_Aim_
Wherever a line holds the word "Sector", copy that line out.

_Given entries_
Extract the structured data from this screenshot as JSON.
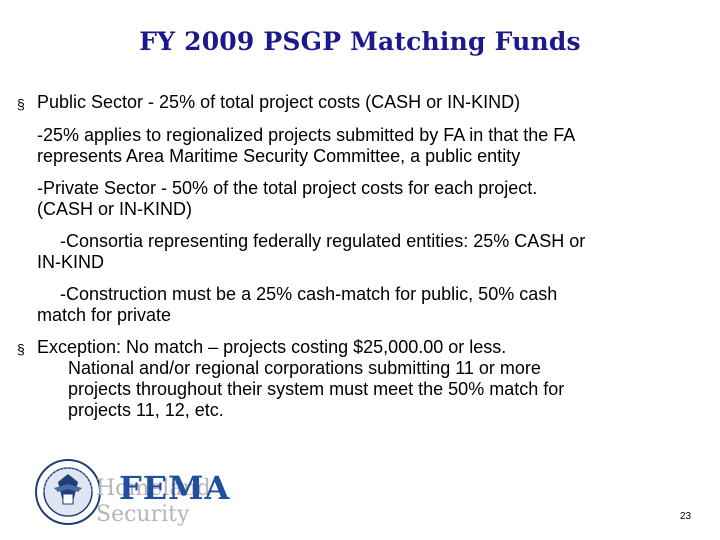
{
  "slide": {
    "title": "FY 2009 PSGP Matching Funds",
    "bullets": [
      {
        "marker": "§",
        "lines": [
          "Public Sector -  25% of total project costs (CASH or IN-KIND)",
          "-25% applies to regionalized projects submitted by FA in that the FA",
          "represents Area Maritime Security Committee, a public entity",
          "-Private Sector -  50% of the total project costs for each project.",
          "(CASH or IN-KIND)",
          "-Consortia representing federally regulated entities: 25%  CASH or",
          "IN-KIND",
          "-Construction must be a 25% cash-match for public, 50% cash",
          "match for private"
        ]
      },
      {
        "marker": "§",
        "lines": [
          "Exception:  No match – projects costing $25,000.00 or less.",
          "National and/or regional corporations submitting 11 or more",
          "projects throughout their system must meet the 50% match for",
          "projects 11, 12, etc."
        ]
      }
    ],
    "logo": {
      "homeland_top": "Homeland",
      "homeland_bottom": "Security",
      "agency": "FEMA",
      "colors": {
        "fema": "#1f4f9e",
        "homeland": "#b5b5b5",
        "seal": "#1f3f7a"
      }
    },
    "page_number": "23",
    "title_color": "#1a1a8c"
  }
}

_Solution for this task_
          "Public Sector -  25% of total project costs (CASH or IN-KIND)",
          "-Private Sector -  50% of the total project costs for each project.",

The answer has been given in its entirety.